▶ **EXERCISE DESCRIPTION**
Copy out lines with the word "文件名称" from the material that follows.

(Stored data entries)

■ ■ ■ ■ ■

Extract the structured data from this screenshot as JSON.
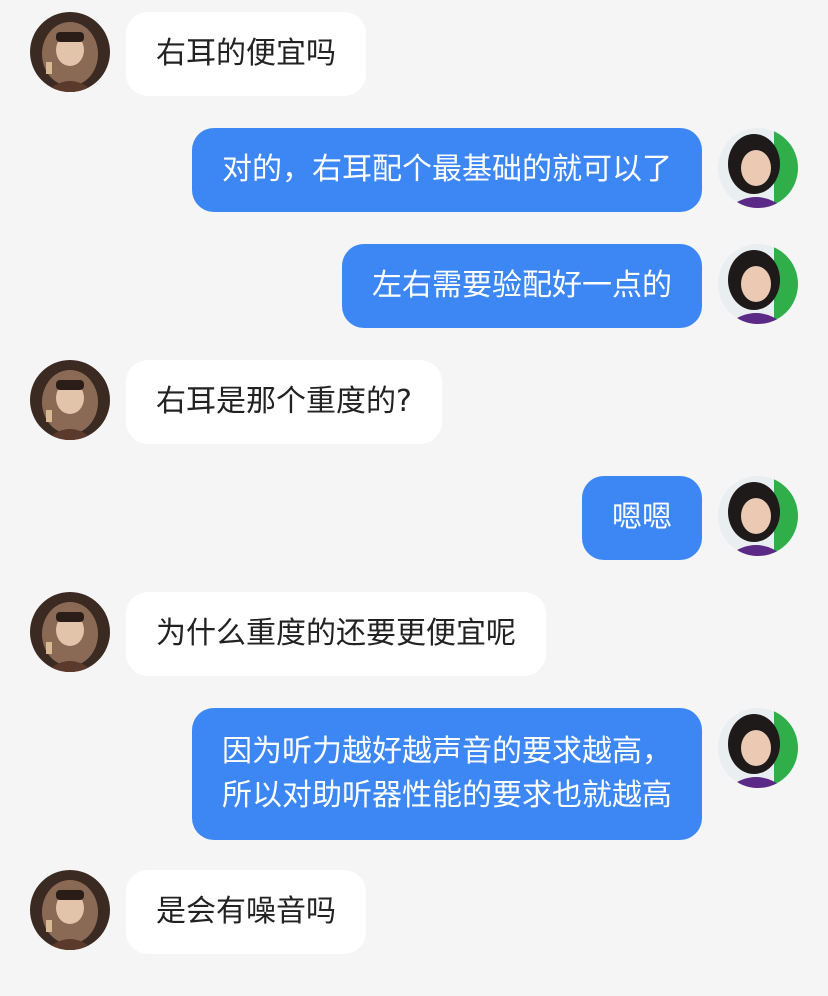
{
  "colors": {
    "background": "#f5f5f5",
    "incoming_bubble": "#ffffff",
    "outgoing_bubble": "#3d87f5",
    "incoming_text": "#222222",
    "outgoing_text": "#ffffff"
  },
  "messages": [
    {
      "sender": "other",
      "lines": [
        "右耳的便宜吗"
      ]
    },
    {
      "sender": "self",
      "lines": [
        "对的，右耳配个最基础的就可以了"
      ]
    },
    {
      "sender": "self",
      "lines": [
        "左右需要验配好一点的"
      ]
    },
    {
      "sender": "other",
      "lines": [
        "右耳是那个重度的?"
      ]
    },
    {
      "sender": "self",
      "lines": [
        "嗯嗯"
      ]
    },
    {
      "sender": "other",
      "lines": [
        "为什么重度的还要更便宜呢"
      ]
    },
    {
      "sender": "self",
      "lines": [
        "因为听力越好越声音的要求越高，",
        "所以对助听器性能的要求也就越高"
      ]
    },
    {
      "sender": "other",
      "lines": [
        "是会有噪音吗"
      ]
    }
  ]
}
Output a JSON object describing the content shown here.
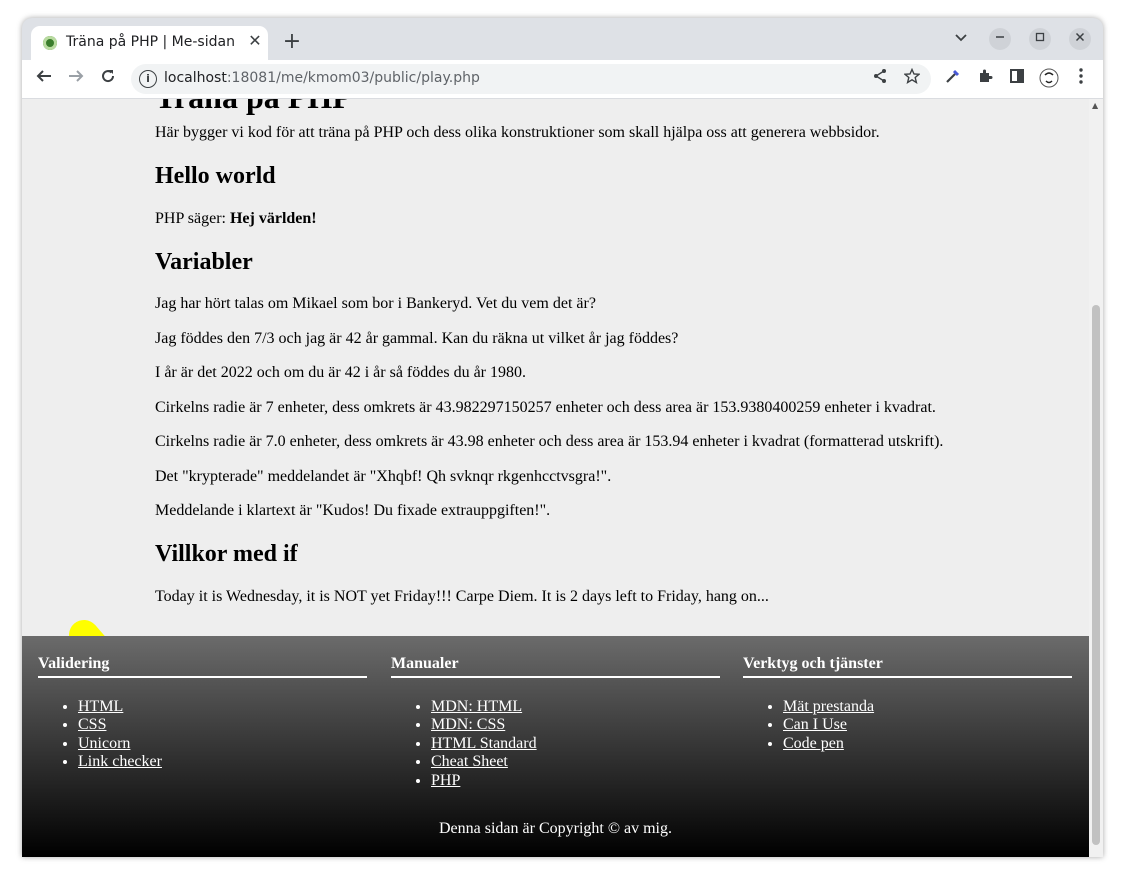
{
  "browser": {
    "tab_title": "Träna på PHP | Me-sidan",
    "tab_close": "✕",
    "new_tab": "+",
    "url_host": "localhost",
    "url_path": ":18081/me/kmom03/public/play.php"
  },
  "page": {
    "h1": "Träna på PHP",
    "intro": "Här bygger vi kod för att träna på PHP och dess olika konstruktioner som skall hjälpa oss att generera webbsidor.",
    "hello_heading": "Hello world",
    "hello_prefix": "PHP säger: ",
    "hello_strong": "Hej världen!",
    "variables_heading": "Variabler",
    "variables_paragraphs": [
      "Jag har hört talas om Mikael som bor i Bankeryd. Vet du vem det är?",
      "Jag föddes den 7/3 och jag är 42 år gammal. Kan du räkna ut vilket år jag föddes?",
      "I år är det 2022 och om du är 42 i år så föddes du år 1980.",
      "Cirkelns radie är 7 enheter, dess omkrets är 43.982297150257 enheter och dess area är 153.9380400259 enheter i kvadrat.",
      "Cirkelns radie är 7.0 enheter, dess omkrets är 43.98 enheter och dess area är 153.94 enheter i kvadrat (formatterad utskrift).",
      "Det \"krypterade\" meddelandet är \"Xhqbf! Qh svknqr rkgenhcctvsgra!\".",
      "Meddelande i klartext är \"Kudos! Du fixade extrauppgiften!\"."
    ],
    "if_heading": "Villkor med if",
    "if_text": "Today it is Wednesday, it is NOT yet Friday!!! Carpe Diem. It is 2 days left to Friday, hang on..."
  },
  "footer": {
    "columns": [
      {
        "heading": "Validering",
        "links": [
          "HTML",
          "CSS",
          "Unicorn",
          "Link checker"
        ]
      },
      {
        "heading": "Manualer",
        "links": [
          "MDN: HTML",
          "MDN: CSS",
          "HTML Standard",
          "Cheat Sheet",
          "PHP"
        ]
      },
      {
        "heading": "Verktyg och tjänster",
        "links": [
          "Mät prestanda",
          "Can I Use",
          "Code pen"
        ]
      }
    ],
    "copyright": "Denna sidan är Copyright © av mig."
  },
  "colors": {
    "page_bg": "#eeeeee",
    "footer_top": "#6b6b6b",
    "footer_bottom": "#000000",
    "annotation_yellow": "#ffff00"
  }
}
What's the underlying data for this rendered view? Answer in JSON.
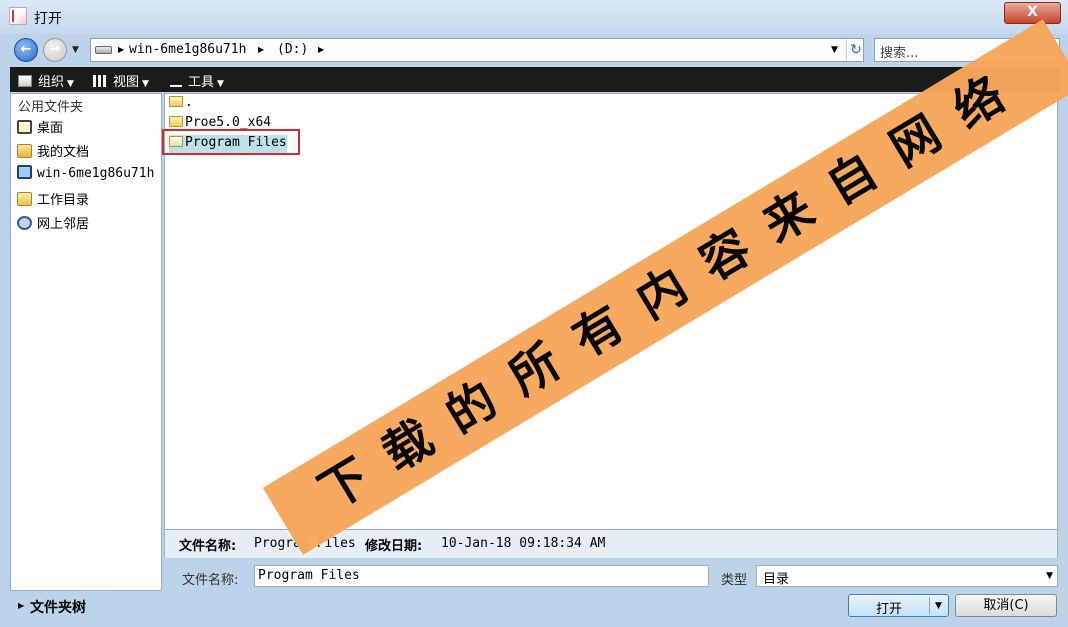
{
  "window": {
    "title": "打开",
    "close_label": "X"
  },
  "navbar": {
    "back_label": "←",
    "forward_label": "→",
    "crumbs": [
      "win-6me1g86u71h",
      "(D:)"
    ],
    "search_placeholder": "搜索..."
  },
  "toolbar": {
    "organize": "组织",
    "view": "视图",
    "tools": "工具"
  },
  "sidebar": {
    "header": "公用文件夹",
    "items": [
      {
        "label": "桌面",
        "icon": "desktop-icon"
      },
      {
        "label": "我的文档",
        "icon": "documents-icon"
      },
      {
        "label": "win-6me1g86u71h",
        "icon": "computer-icon"
      },
      {
        "label": "工作目录",
        "icon": "working-dir-icon"
      },
      {
        "label": "网上邻居",
        "icon": "network-icon"
      }
    ],
    "tree_label": "文件夹树"
  },
  "files": [
    {
      "name": "."
    },
    {
      "name": "Proe5.0_x64"
    },
    {
      "name": "Program Files",
      "selected": true
    }
  ],
  "info": {
    "name_label": "文件名称:",
    "name_value": "Program Files",
    "date_label": "修改日期:",
    "date_value": "10-Jan-18 09:18:34 AM"
  },
  "form": {
    "filename_label": "文件名称:",
    "filename_value": "Program Files",
    "type_label": "类型",
    "type_value": "目录"
  },
  "buttons": {
    "open": "打开",
    "cancel": "取消(C)"
  },
  "watermark": {
    "text": "下载的所有内容来自网络",
    "color": "#f6a75a"
  },
  "colors": {
    "selection": "#bde0ea",
    "highlight_border": "#d22b2b"
  }
}
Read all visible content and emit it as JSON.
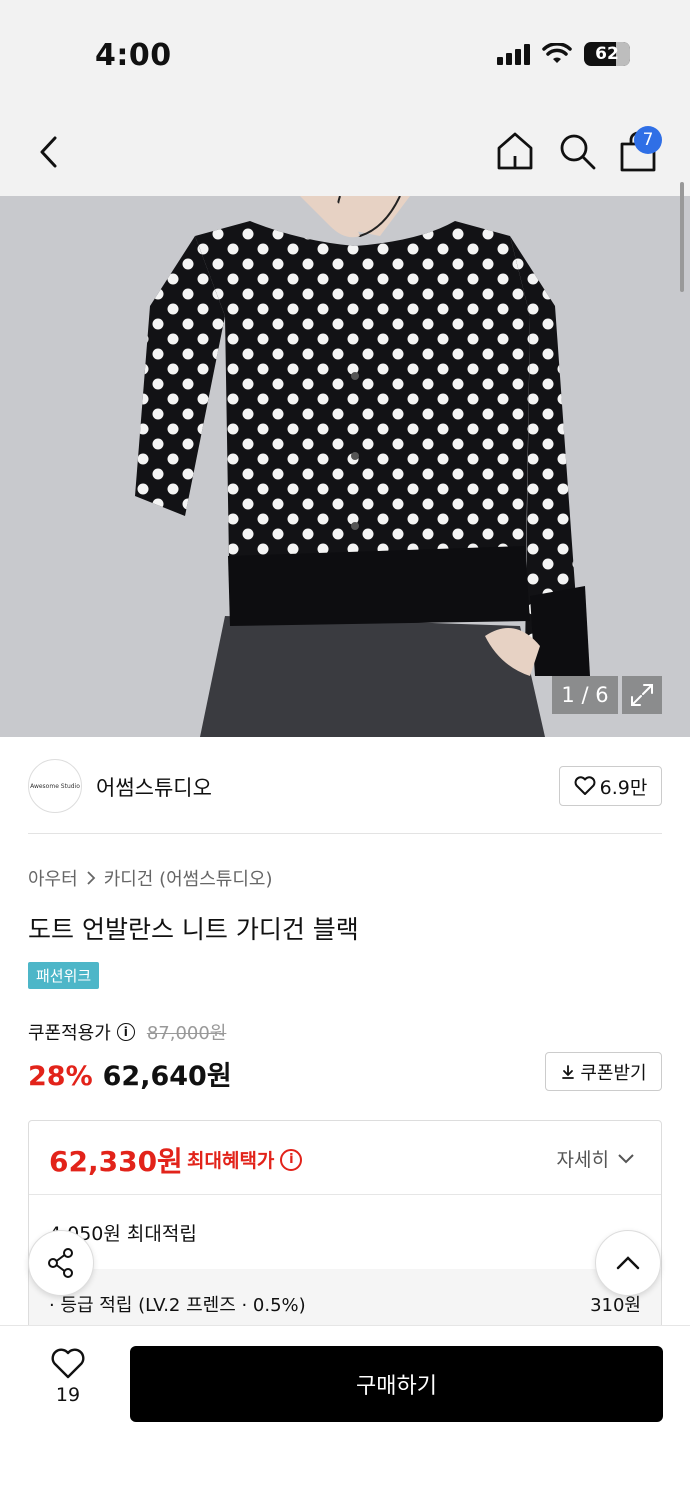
{
  "status_bar": {
    "time": "4:00",
    "battery": "62"
  },
  "nav": {
    "cart_count": "7"
  },
  "image": {
    "counter": "1 / 6"
  },
  "brand": {
    "name": "어썸스튜디오",
    "logo_text": "Awesome Studio",
    "likes": "6.9만"
  },
  "breadcrumb": {
    "category": "아우터",
    "subcategory": "카디건 (어썸스튜디오)"
  },
  "product": {
    "title": "도트 언발란스 니트 가디건 블랙",
    "tag": "패션위크",
    "coupon_label": "쿠폰적용가",
    "original_price": "87,000원",
    "discount": "28%",
    "price": "62,640원",
    "coupon_button": "쿠폰받기"
  },
  "benefit": {
    "max_price": "62,330원",
    "max_label": "최대혜택가",
    "detail": "자세히",
    "points": "4,050원 최대적립",
    "grade_label": "· 등급 적립 (LV.2 프렌즈 · 0.5%)",
    "grade_value": "310원"
  },
  "bottom": {
    "likes": "19",
    "buy_label": "구매하기"
  },
  "colors": {
    "accent_red": "#e2231a",
    "badge_blue": "#2f6fe6",
    "tag_teal": "#4db6c8"
  }
}
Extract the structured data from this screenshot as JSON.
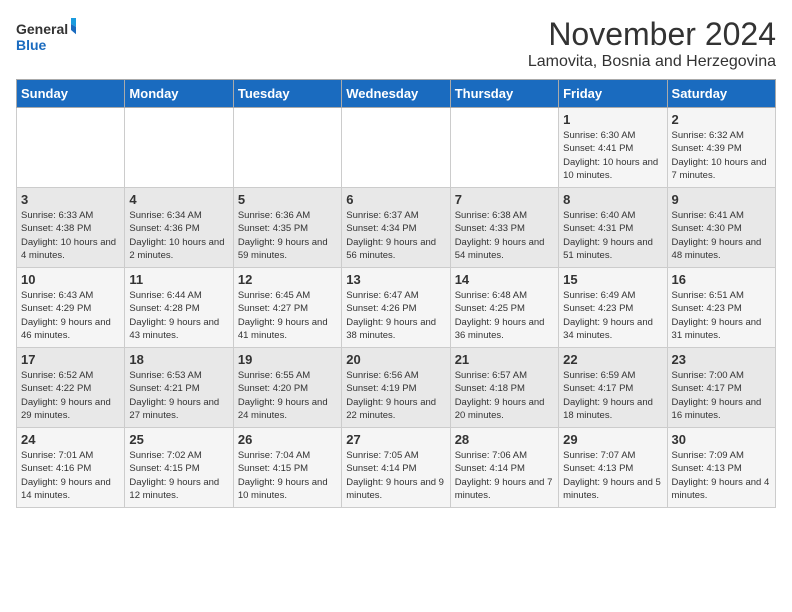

■ ■ ■ ■ ■

▶ **EXERCISE OUTPUT**
    "name_label": "文件名称:",
    "filename_label": "文件名称:",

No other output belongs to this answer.